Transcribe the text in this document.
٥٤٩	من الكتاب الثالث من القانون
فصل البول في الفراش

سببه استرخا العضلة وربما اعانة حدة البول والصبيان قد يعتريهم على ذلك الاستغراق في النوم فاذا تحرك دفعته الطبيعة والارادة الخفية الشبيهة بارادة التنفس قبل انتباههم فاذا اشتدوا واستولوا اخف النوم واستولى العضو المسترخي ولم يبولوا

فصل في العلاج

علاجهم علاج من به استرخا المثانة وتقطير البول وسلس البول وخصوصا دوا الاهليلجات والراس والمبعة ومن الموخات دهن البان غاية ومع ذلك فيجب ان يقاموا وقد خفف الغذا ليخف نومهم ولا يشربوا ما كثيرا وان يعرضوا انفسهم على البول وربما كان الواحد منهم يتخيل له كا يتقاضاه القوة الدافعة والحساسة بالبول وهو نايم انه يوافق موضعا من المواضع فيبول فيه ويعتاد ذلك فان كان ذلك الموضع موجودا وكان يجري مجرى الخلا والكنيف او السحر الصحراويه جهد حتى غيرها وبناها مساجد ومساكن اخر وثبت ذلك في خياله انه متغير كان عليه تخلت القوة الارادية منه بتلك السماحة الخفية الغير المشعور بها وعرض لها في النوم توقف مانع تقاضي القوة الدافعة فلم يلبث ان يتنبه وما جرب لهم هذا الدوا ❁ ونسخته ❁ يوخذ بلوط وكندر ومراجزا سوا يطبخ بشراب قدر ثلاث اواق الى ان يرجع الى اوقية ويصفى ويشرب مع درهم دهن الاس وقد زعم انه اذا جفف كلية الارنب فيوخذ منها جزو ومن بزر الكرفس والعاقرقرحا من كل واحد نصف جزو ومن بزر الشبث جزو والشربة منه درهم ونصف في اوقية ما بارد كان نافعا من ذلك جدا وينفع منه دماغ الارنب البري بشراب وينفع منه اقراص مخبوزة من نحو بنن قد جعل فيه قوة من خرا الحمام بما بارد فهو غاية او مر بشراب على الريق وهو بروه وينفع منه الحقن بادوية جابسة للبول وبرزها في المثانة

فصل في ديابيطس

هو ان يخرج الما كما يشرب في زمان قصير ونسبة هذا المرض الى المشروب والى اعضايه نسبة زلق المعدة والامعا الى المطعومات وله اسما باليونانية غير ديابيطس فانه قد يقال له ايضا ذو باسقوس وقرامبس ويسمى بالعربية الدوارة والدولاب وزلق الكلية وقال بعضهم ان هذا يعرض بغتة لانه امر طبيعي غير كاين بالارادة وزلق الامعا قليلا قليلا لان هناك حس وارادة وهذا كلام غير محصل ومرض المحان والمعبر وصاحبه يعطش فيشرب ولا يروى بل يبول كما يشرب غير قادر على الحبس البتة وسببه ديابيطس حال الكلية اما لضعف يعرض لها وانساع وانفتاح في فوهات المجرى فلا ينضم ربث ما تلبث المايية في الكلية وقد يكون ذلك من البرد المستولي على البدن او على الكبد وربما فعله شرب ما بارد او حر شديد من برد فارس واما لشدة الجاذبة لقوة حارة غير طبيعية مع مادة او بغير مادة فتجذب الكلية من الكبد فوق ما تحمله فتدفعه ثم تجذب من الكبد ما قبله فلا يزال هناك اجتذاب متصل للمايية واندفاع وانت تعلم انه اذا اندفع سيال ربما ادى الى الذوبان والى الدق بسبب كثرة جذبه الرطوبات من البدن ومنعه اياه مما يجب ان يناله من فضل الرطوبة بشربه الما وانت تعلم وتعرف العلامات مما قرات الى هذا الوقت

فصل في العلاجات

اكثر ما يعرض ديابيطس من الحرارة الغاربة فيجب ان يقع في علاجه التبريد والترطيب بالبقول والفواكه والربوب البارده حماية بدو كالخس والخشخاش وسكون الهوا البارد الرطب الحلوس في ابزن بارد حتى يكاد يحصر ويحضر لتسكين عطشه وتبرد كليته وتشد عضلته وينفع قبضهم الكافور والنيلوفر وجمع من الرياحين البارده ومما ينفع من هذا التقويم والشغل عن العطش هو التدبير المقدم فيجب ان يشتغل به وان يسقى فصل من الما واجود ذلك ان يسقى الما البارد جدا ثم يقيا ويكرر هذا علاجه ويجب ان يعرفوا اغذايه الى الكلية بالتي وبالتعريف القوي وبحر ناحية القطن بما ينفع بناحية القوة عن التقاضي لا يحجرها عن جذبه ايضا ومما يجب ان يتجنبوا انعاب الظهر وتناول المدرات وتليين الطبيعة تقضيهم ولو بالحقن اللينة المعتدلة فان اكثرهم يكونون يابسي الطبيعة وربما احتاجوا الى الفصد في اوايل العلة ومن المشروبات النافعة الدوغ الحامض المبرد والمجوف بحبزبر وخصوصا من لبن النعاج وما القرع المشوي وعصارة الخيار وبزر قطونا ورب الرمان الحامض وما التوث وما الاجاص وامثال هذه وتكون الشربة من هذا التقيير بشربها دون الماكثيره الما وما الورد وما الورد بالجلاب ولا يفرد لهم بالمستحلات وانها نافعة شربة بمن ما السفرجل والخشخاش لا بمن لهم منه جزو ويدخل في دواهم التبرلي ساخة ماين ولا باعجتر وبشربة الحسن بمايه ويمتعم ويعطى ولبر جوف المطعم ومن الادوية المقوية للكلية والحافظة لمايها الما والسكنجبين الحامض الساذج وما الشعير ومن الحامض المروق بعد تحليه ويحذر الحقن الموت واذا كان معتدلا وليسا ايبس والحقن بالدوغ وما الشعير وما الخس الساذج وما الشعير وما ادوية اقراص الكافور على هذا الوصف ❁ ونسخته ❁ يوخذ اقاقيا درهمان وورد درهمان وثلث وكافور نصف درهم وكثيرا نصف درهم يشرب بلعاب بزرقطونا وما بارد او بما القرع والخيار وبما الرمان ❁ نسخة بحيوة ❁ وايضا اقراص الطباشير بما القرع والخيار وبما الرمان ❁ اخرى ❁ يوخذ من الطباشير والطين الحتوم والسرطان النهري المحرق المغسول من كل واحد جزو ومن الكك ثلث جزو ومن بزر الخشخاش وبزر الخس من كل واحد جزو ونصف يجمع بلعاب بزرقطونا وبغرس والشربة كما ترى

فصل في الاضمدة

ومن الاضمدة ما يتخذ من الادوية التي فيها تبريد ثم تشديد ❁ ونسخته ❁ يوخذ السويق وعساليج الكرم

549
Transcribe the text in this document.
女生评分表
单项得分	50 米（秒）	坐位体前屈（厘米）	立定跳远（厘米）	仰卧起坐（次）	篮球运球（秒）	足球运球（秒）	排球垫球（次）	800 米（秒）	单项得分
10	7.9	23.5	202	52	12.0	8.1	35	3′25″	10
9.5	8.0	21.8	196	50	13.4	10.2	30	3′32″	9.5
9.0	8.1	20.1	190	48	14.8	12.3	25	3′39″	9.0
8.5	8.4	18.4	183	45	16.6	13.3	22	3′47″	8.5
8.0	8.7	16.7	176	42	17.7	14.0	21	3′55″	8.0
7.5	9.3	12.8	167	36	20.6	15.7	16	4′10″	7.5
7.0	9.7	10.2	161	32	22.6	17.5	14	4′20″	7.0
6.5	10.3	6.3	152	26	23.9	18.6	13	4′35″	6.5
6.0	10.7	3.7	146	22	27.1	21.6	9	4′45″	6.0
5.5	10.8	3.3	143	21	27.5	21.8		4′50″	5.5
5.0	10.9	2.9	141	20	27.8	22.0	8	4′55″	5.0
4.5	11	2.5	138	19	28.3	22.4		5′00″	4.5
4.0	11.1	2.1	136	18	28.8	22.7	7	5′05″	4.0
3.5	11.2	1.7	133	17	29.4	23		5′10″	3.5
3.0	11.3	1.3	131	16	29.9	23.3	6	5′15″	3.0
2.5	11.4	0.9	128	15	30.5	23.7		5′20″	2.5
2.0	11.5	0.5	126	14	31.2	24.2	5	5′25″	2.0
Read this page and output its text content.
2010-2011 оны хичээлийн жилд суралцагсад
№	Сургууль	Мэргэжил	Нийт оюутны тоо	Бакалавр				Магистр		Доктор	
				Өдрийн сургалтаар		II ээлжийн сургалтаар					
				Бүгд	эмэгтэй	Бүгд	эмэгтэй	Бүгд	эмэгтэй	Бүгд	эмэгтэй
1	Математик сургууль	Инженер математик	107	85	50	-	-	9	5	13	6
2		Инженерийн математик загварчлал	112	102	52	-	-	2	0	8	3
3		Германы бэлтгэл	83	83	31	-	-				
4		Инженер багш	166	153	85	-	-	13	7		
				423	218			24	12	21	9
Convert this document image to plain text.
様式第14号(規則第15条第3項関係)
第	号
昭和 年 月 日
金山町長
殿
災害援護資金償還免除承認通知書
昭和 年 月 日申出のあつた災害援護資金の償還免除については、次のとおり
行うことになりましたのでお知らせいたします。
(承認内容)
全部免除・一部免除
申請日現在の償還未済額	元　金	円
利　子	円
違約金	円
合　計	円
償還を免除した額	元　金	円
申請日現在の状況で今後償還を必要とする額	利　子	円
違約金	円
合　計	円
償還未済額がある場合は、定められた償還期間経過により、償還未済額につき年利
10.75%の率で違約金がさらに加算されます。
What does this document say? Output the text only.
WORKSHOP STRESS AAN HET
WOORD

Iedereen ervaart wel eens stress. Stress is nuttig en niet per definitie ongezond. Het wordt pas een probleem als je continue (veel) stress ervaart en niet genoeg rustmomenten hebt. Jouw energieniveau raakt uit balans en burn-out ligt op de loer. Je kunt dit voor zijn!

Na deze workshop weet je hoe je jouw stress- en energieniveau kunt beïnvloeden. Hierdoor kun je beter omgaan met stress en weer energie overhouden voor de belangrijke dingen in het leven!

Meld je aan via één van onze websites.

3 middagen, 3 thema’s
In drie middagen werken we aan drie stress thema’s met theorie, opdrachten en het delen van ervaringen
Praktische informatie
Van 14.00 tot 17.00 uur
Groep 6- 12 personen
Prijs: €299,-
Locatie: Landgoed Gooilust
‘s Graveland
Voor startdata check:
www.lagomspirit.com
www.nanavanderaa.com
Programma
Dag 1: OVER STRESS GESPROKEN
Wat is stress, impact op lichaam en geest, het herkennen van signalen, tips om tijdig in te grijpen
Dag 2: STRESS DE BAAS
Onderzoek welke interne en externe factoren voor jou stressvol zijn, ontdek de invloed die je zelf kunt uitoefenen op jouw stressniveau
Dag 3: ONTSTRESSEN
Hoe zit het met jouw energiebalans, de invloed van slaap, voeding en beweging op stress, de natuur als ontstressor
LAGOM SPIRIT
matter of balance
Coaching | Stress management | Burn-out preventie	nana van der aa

# # # # # # #

- What the task asks
All lines from the one containing "What does this" through the end of the records, both ends included, are to be quoted exactly; please add nothing else.

- Written response
What does this document say? Output the text only.
WORKSHOP STRESS AAN HET
WOORD

Iedereen ervaart wel eens stress. Stress is nuttig en niet per definitie ongezond. Het wordt pas een probleem als je continue (veel) stress ervaart en niet genoeg rustmomenten hebt. Jouw energieniveau raakt uit balans en burn-out ligt op de loer. Je kunt dit voor zijn!

Na deze workshop weet je hoe je jouw stress- en energieniveau kunt beïnvloeden. Hierdoor kun je beter omgaan met stress en weer energie overhouden voor de belangrijke dingen in het leven!

Meld je aan via één van onze websites.

3 middagen, 3 thema’s
In drie middagen werken we aan drie stress thema’s met theorie, opdrachten en het delen van ervaringen
Praktische informatie
Van 14.00 tot 17.00 uur
Groep 6- 12 personen
Prijs: €299,-
Locatie: Landgoed Gooilust
‘s Graveland
Voor startdata check:
www.lagomspirit.com
www.nanavanderaa.com
Programma
Dag 1: OVER STRESS GESPROKEN
Wat is stress, impact op lichaam en geest, het herkennen van signalen, tips om tijdig in te grijpen
Dag 2: STRESS DE BAAS
Onderzoek welke interne en externe factoren voor jou stressvol zijn, ontdek de invloed die je zelf kunt uitoefenen op jouw stressniveau
Dag 3: ONTSTRESSEN
Hoe zit het met jouw energiebalans, de invloed van slaap, voeding en beweging op stress, de natuur als ontstressor
LAGOM SPIRIT
matter of balance
Coaching | Stress management | Burn-out preventie	nana van der aa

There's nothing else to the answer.